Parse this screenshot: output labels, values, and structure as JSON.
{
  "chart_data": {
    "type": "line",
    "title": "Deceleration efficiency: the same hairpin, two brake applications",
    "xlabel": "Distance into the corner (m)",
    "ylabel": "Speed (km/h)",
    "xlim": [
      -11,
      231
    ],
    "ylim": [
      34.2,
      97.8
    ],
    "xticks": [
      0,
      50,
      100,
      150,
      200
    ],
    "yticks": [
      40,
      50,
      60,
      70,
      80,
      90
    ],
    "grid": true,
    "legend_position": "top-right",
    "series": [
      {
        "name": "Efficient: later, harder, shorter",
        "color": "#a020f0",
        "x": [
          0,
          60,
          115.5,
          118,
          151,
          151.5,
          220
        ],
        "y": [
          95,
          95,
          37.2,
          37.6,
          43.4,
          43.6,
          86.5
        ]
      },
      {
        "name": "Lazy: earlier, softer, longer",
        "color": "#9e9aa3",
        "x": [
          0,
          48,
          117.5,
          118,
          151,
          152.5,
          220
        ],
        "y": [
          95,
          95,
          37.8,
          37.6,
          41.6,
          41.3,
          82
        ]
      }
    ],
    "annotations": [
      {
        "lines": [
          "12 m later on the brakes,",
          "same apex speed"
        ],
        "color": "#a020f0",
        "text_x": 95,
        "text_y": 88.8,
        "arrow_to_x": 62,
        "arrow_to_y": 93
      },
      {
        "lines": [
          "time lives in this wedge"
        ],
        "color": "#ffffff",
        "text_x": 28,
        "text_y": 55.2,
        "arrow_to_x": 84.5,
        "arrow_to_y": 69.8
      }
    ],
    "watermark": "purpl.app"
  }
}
==
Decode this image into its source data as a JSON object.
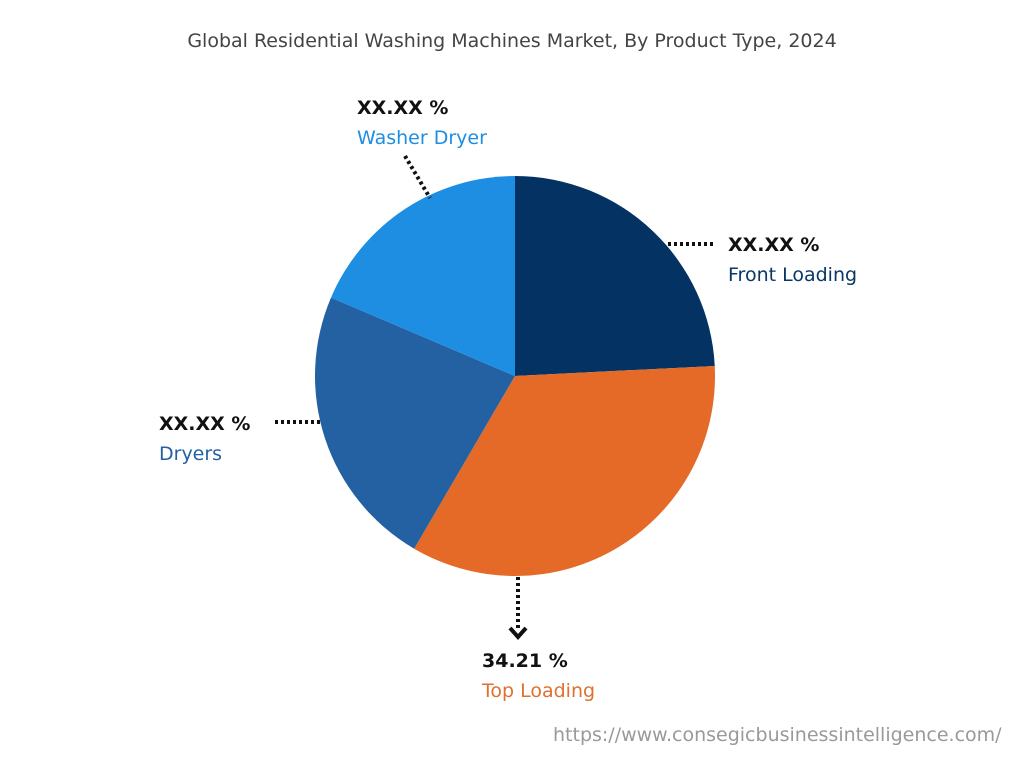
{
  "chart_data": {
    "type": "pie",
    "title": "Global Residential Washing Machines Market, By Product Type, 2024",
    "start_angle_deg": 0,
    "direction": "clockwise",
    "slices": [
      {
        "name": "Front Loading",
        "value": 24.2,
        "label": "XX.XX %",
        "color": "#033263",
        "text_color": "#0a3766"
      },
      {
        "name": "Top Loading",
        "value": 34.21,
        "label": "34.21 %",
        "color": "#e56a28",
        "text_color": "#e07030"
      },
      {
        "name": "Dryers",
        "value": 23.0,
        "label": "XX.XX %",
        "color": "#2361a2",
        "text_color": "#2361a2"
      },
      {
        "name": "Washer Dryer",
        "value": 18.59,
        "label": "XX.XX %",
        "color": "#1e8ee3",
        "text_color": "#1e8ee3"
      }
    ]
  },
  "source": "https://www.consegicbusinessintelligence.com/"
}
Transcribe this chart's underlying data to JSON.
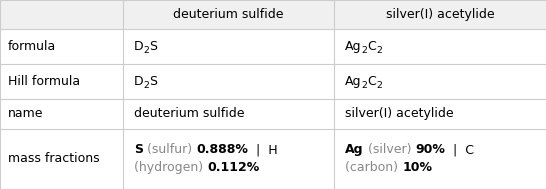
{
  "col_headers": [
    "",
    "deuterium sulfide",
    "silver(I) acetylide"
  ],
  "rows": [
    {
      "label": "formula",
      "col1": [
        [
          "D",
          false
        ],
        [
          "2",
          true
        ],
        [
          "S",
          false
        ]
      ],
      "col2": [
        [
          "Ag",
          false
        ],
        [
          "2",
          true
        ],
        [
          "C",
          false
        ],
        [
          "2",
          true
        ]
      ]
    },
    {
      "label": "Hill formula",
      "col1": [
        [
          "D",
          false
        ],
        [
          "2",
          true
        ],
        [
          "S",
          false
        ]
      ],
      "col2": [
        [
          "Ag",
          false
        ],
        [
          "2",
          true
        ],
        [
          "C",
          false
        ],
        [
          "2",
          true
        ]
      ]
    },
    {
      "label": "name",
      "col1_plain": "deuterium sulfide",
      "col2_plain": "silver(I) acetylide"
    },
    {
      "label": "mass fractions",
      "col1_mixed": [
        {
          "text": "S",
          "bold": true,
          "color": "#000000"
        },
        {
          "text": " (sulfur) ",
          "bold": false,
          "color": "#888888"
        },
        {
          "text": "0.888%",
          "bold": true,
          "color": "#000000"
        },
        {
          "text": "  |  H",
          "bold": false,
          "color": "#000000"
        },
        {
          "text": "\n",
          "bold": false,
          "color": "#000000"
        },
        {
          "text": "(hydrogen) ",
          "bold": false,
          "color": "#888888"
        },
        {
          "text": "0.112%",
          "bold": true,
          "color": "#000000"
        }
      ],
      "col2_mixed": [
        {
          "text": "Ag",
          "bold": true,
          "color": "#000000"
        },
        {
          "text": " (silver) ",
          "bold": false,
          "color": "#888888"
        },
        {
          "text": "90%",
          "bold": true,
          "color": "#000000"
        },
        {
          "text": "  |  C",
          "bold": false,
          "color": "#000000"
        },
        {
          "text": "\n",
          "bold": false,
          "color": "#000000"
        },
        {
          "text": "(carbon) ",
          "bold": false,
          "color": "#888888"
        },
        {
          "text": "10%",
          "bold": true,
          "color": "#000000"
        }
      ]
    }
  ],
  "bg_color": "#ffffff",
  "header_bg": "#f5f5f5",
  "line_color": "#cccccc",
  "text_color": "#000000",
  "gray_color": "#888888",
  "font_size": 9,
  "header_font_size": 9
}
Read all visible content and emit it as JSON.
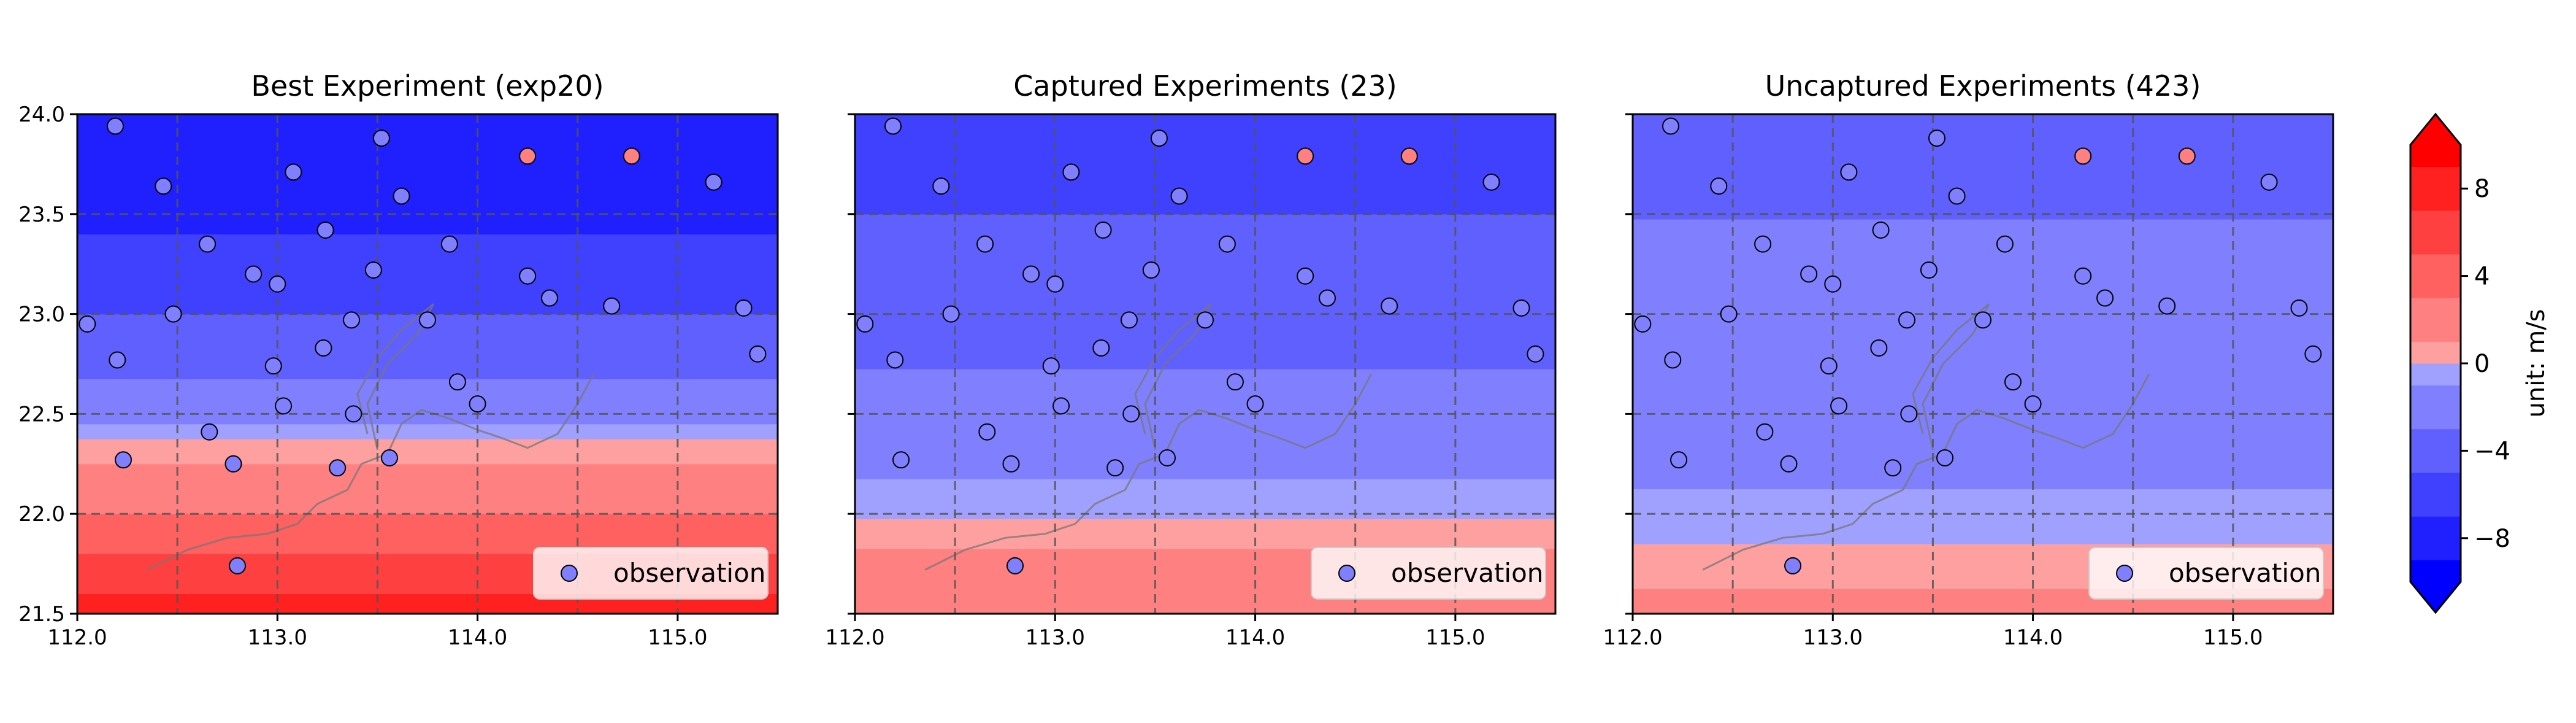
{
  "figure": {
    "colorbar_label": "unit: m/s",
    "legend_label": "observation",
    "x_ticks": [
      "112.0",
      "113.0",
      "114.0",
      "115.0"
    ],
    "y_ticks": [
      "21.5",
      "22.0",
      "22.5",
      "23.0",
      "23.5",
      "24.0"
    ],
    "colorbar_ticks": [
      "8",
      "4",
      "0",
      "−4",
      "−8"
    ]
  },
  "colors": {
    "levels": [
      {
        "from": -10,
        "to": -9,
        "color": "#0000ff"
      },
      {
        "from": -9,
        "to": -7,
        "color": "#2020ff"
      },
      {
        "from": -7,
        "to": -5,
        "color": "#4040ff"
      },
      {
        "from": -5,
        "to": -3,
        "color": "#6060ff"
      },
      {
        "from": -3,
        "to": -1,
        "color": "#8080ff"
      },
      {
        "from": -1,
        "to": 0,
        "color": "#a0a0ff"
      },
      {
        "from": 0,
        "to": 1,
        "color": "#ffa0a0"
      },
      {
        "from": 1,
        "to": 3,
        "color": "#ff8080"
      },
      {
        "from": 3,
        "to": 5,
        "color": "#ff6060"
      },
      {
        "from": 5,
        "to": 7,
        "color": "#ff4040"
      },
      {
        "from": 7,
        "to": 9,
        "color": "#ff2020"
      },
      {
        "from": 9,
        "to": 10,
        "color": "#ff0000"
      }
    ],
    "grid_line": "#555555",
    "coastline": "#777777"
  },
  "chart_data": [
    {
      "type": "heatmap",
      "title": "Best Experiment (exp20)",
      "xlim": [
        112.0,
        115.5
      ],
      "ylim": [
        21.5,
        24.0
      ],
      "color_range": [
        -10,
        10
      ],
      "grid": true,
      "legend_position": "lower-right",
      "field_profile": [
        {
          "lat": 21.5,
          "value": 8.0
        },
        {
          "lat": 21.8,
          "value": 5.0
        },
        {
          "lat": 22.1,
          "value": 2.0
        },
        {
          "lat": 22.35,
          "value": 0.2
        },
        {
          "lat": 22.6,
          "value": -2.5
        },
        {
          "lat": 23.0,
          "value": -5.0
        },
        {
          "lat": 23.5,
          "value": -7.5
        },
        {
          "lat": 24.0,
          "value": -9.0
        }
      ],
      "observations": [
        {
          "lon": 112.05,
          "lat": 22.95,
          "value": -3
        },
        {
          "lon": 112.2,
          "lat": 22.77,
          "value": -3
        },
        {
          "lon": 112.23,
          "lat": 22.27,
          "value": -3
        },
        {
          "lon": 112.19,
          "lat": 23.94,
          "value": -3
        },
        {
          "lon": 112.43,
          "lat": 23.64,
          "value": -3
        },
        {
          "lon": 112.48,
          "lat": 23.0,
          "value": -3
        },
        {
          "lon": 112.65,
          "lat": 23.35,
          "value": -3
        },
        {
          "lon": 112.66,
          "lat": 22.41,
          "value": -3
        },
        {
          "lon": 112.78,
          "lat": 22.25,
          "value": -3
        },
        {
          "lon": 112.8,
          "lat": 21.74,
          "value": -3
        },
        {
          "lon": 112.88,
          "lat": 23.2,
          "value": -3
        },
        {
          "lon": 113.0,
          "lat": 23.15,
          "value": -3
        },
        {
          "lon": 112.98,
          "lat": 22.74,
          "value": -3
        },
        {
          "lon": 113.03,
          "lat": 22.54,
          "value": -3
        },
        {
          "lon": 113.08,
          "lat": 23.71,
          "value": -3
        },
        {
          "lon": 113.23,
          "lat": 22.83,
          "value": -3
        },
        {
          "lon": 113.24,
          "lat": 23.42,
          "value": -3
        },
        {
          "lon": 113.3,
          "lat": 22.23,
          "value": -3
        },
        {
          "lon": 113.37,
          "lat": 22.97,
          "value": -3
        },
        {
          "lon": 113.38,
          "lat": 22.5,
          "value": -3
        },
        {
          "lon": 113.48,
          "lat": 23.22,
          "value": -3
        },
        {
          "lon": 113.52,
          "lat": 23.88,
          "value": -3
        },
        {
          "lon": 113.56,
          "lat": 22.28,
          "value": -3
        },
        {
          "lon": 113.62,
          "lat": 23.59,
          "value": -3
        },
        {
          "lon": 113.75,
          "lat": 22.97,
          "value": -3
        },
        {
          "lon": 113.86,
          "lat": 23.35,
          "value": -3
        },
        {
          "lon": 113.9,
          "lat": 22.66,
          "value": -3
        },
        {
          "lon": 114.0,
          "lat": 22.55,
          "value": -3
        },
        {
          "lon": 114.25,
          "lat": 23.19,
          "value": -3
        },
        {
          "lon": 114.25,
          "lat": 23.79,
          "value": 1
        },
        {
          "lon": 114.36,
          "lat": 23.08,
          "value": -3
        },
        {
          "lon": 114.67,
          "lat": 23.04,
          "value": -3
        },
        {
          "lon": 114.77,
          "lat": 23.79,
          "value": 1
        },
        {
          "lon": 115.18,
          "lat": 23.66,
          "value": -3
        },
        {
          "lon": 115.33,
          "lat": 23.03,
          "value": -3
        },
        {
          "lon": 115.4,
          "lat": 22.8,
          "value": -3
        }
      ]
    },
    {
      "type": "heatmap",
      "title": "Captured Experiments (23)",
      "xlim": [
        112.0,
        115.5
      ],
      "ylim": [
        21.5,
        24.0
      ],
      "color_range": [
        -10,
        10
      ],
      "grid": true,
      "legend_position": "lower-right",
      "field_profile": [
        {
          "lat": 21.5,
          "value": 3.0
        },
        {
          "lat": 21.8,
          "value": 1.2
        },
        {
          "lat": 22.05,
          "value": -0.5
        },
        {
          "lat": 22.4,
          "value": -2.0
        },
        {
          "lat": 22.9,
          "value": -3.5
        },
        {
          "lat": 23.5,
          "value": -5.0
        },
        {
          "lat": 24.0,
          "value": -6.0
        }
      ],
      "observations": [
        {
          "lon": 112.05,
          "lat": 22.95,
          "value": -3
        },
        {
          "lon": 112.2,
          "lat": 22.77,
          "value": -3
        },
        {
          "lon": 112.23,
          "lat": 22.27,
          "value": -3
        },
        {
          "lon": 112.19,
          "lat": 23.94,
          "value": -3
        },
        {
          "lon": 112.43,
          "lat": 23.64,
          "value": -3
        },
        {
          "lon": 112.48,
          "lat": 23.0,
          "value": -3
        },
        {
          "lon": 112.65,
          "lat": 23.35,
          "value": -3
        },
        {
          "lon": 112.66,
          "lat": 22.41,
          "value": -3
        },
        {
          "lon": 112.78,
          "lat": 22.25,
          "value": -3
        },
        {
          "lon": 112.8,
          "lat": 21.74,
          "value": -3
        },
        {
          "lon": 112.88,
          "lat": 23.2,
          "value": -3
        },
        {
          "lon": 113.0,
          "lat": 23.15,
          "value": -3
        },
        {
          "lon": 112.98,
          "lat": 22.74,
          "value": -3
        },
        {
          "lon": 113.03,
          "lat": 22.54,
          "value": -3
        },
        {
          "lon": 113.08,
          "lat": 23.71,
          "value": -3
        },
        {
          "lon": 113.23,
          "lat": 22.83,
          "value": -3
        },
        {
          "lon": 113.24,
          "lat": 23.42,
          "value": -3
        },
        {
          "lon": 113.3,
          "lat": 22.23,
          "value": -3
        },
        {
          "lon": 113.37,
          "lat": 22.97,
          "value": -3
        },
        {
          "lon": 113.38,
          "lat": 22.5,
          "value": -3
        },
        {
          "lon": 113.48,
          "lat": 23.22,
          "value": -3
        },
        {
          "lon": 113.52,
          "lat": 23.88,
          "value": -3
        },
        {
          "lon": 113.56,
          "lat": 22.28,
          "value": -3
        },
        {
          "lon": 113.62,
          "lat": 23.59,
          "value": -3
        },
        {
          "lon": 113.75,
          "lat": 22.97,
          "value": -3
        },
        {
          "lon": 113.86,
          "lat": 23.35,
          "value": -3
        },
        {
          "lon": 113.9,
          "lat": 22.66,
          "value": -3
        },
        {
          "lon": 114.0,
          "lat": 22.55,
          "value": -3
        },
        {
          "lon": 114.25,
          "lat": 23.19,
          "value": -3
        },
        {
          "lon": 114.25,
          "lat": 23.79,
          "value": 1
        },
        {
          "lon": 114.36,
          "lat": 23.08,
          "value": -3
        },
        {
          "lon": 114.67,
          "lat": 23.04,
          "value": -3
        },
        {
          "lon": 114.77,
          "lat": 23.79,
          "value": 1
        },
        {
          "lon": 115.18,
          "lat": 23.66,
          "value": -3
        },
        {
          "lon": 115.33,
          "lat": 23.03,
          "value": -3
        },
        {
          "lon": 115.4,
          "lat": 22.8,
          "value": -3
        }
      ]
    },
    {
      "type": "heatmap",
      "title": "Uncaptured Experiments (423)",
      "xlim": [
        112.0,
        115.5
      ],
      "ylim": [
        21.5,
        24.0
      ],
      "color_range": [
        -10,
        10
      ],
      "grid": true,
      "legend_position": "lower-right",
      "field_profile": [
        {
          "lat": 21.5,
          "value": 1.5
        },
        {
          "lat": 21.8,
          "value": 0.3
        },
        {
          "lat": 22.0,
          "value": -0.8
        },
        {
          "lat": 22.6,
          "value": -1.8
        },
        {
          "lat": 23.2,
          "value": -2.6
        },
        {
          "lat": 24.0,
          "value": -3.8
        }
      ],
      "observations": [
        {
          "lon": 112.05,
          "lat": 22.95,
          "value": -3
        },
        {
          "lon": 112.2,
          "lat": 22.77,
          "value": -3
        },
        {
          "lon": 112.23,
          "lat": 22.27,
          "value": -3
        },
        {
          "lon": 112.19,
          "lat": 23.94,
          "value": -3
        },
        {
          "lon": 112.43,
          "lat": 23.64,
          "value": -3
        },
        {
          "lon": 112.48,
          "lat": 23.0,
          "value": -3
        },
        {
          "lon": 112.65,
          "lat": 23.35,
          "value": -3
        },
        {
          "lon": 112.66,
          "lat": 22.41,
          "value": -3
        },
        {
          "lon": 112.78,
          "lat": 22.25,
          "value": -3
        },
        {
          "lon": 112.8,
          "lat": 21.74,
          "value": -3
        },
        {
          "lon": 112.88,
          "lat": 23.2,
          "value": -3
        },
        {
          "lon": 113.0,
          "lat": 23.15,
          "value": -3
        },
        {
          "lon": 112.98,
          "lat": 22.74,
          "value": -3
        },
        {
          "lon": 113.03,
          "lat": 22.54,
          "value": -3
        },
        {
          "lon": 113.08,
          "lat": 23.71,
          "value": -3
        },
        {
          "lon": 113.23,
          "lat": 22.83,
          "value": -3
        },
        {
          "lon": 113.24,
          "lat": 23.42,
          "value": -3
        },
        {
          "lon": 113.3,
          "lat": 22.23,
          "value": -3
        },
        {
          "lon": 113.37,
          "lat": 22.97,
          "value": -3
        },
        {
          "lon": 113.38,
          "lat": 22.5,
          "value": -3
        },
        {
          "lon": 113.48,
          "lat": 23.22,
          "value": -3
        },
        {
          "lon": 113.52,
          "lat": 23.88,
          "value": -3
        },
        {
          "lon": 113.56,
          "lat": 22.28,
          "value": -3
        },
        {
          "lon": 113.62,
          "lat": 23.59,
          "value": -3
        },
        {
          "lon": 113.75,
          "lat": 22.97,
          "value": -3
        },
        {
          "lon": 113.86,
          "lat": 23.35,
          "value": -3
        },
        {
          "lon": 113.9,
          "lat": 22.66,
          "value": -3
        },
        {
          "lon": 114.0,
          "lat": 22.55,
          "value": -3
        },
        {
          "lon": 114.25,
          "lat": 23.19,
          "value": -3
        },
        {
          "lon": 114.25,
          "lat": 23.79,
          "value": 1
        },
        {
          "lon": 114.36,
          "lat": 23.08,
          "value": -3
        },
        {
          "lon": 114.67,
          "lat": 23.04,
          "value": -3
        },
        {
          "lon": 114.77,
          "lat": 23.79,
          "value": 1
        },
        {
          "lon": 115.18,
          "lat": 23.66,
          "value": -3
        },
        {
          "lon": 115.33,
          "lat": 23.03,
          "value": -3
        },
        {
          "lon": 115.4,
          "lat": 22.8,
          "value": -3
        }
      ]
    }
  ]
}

● WHAT IS ASKED
Extract all lines of the records above that include "name".

● REPLY TO THE TASK
        "name": "Efficient: later, harder, shorter",
        "name": "Lazy: earlier, softer, longer",
        "name": "Front Loading",
        "name": "Top Loading",
        "name": "Dryers",
        "name": "Washer Dryer",
      "label": "name",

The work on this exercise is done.